- [Objective]:
Which lines include the word "судовых"? Copy each of them.

Source records:
....
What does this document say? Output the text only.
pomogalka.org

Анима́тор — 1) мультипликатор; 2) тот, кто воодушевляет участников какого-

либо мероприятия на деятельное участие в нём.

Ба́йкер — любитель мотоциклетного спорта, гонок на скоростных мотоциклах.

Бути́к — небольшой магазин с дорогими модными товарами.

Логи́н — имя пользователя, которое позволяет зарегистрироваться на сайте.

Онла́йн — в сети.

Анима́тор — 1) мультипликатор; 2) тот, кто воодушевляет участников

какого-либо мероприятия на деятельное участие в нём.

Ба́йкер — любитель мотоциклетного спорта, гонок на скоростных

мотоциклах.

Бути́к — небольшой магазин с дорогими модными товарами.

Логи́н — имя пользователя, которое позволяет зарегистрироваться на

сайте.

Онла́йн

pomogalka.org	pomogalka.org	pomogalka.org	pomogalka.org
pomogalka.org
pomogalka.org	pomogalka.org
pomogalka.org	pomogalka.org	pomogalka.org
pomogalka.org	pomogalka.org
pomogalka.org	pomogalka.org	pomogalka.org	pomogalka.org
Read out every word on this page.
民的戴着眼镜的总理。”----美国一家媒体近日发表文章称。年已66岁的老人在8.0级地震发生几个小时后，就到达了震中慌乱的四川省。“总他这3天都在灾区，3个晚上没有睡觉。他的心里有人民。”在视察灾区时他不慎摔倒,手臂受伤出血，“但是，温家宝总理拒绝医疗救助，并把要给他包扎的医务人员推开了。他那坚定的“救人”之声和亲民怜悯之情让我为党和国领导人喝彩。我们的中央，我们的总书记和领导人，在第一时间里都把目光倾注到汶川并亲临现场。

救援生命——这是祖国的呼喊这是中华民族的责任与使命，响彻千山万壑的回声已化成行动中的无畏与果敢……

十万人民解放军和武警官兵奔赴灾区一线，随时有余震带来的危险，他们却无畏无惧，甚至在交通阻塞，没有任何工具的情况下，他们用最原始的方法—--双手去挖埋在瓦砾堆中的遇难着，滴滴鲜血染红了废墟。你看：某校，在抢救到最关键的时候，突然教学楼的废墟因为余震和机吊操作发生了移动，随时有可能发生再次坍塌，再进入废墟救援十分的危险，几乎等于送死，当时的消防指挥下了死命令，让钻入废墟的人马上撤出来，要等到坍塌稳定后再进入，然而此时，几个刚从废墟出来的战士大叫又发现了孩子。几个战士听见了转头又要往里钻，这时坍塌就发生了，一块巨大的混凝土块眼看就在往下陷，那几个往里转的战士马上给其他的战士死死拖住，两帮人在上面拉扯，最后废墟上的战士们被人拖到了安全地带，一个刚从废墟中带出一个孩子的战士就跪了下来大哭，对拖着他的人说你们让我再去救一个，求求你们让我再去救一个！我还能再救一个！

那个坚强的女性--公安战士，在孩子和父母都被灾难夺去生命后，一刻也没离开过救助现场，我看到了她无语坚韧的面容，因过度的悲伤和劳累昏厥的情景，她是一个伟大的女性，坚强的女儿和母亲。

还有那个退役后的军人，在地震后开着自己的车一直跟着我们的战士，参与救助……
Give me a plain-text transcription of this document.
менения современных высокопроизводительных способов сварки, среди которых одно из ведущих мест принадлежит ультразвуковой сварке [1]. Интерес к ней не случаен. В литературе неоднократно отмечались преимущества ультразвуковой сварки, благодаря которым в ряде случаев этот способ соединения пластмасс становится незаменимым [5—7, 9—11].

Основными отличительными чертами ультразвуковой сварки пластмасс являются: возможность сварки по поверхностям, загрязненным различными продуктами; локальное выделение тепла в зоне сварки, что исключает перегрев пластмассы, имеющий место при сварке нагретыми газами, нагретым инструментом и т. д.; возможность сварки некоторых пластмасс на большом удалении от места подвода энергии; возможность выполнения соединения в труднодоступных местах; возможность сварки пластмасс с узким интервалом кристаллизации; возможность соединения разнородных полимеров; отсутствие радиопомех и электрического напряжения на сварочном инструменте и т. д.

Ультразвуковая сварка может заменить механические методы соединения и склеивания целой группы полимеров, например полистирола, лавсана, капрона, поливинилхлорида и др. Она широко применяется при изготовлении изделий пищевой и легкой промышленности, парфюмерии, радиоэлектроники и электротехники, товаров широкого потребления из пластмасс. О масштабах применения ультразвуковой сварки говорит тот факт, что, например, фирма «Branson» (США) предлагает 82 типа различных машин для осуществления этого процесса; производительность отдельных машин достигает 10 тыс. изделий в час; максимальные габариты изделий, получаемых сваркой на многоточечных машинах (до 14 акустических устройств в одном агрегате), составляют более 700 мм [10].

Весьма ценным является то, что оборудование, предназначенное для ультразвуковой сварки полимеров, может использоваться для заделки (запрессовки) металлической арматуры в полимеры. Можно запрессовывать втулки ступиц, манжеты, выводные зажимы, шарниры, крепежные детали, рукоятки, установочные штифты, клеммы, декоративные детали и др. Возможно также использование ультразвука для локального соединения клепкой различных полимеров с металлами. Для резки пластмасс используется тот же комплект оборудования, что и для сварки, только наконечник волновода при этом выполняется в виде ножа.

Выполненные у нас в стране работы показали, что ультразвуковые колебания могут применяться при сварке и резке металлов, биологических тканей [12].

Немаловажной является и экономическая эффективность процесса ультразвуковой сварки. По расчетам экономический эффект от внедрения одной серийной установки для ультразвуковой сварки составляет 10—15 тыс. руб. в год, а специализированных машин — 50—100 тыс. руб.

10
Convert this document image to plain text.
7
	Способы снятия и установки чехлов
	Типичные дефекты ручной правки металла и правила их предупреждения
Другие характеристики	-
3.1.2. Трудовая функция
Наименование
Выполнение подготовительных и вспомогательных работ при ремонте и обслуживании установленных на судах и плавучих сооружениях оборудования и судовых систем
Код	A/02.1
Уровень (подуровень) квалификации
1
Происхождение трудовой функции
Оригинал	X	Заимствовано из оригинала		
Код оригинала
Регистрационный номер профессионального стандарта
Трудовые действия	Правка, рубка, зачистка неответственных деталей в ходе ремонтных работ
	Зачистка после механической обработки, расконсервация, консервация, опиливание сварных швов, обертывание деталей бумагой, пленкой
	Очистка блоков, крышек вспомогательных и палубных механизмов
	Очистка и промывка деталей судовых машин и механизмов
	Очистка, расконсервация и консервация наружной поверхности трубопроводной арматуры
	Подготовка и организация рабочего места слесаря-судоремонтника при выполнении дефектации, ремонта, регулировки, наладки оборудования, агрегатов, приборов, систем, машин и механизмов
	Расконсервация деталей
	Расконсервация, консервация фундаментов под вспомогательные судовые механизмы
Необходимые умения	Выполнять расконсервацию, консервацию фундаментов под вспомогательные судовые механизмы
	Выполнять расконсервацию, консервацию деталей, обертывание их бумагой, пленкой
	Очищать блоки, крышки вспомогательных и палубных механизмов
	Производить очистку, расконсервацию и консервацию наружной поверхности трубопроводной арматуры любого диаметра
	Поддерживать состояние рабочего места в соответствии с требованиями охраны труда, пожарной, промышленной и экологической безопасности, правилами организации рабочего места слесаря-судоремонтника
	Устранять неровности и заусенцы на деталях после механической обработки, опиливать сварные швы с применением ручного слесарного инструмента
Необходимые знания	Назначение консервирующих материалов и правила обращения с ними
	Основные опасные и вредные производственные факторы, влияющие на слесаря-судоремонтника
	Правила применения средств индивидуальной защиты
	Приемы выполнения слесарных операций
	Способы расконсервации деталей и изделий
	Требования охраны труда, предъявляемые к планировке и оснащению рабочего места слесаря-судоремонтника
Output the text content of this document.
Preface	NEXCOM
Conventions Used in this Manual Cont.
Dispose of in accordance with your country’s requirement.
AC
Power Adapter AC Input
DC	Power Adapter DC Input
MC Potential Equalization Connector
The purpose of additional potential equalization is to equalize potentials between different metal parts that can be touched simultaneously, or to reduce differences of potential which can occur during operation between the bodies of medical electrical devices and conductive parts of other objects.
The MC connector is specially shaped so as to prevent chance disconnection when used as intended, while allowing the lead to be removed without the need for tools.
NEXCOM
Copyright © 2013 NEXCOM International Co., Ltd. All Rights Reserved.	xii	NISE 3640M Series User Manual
....
- [Answer for the task]:
Выполнение подготовительных и вспомогательных работ при ремонте и обслуживании установленных на судах и плавучих сооружениях оборудования и судовых систем
	Очистка и промывка деталей судовых машин и механизмов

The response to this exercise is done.